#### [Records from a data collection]
· · · ·

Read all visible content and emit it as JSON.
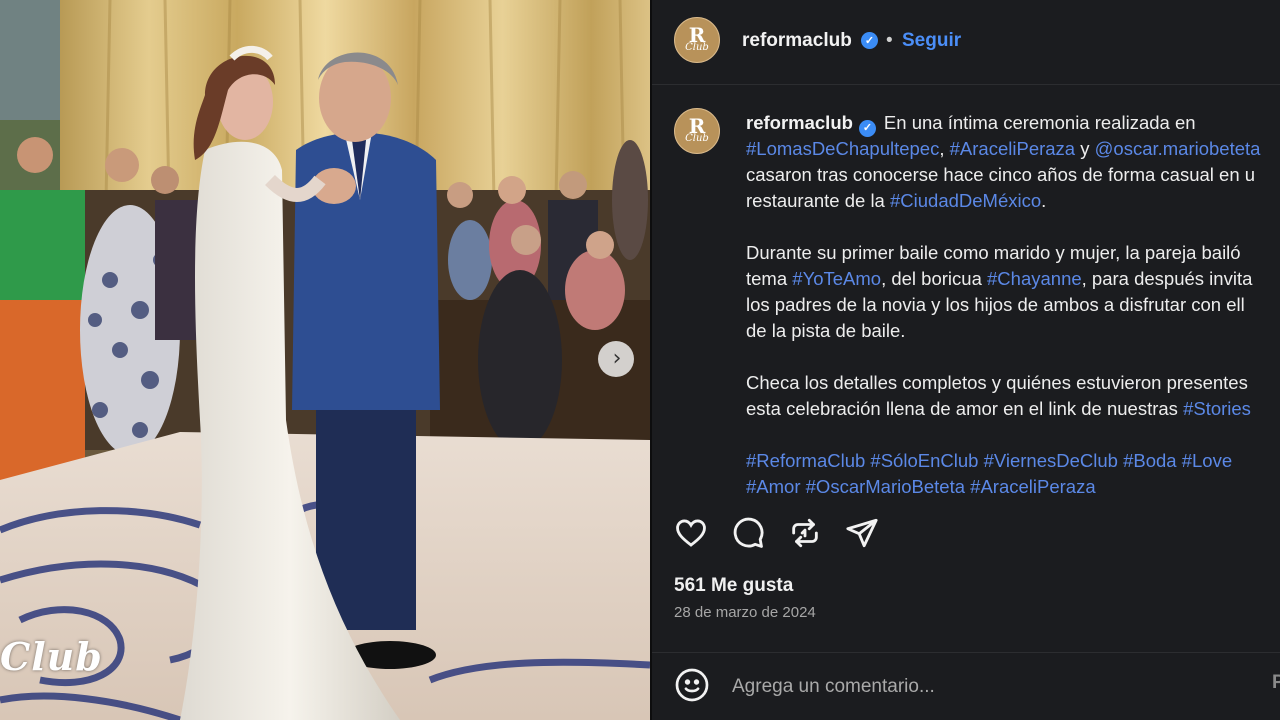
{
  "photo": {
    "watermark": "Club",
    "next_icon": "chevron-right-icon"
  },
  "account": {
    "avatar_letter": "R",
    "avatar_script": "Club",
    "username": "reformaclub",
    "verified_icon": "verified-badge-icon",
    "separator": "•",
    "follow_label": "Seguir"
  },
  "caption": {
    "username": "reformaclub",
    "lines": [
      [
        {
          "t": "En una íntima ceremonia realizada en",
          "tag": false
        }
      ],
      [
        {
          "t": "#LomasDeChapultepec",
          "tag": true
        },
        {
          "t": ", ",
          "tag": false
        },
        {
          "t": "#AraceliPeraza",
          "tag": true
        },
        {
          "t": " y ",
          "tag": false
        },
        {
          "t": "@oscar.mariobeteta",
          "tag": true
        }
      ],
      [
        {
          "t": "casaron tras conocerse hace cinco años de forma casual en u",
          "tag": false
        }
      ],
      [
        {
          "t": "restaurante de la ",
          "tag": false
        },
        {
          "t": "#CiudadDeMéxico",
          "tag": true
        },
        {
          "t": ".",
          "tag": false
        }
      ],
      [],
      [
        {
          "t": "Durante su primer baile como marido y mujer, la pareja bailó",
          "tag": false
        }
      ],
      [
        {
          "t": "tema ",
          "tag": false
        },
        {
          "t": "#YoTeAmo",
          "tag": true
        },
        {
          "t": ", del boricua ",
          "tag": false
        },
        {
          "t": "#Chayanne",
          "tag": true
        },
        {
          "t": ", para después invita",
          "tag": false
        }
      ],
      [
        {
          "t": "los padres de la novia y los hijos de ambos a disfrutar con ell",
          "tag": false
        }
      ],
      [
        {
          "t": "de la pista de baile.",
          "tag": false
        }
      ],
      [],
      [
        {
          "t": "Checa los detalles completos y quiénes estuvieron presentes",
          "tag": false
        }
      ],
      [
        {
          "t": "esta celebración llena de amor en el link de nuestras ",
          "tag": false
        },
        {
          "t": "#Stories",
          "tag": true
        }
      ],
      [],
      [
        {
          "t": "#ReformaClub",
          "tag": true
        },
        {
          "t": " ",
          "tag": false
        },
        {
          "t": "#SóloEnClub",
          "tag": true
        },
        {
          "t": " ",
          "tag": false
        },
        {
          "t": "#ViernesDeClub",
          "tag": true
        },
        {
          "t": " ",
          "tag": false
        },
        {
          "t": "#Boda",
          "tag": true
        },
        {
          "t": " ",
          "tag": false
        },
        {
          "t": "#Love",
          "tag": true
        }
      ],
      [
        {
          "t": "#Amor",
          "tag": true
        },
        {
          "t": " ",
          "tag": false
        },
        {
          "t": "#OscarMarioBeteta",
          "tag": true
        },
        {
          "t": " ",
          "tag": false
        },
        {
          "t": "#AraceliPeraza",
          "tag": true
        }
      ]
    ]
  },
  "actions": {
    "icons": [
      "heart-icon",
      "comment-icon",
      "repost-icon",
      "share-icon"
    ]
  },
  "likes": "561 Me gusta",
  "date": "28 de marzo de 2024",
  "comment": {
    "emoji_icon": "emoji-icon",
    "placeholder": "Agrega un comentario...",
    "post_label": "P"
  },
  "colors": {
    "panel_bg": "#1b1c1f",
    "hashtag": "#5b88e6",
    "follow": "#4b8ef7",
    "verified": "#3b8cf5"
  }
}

· · · ·

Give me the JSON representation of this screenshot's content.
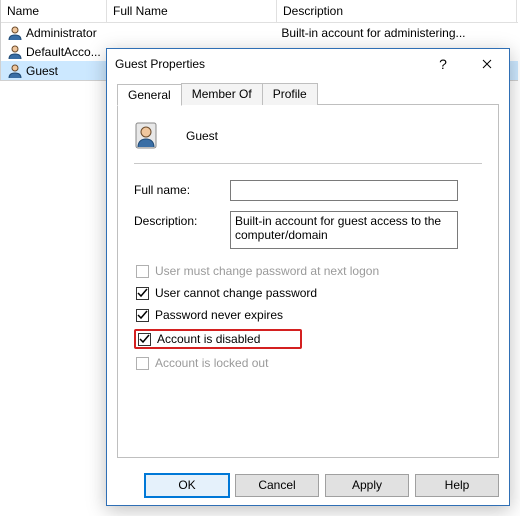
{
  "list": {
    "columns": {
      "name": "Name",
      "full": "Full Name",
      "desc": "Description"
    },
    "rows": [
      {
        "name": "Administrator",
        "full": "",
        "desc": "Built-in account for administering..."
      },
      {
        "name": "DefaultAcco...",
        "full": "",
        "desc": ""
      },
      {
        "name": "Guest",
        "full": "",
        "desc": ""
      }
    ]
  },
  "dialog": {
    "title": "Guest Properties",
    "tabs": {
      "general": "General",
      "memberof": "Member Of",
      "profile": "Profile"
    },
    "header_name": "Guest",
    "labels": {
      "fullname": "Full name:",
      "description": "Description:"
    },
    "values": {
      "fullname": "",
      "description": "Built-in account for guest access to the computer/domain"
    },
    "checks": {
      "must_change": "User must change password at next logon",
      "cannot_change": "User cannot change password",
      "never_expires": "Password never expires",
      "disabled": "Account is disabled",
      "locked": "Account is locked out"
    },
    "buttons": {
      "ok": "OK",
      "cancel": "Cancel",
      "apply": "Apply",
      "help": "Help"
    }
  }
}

· · · ·

#### [What you have to do]
Pull out every line in the data above that has the word "JSON".

#### [Exercise result]
Read all visible content and emit it as JSON.
Give me the JSON representation of this screenshot's content.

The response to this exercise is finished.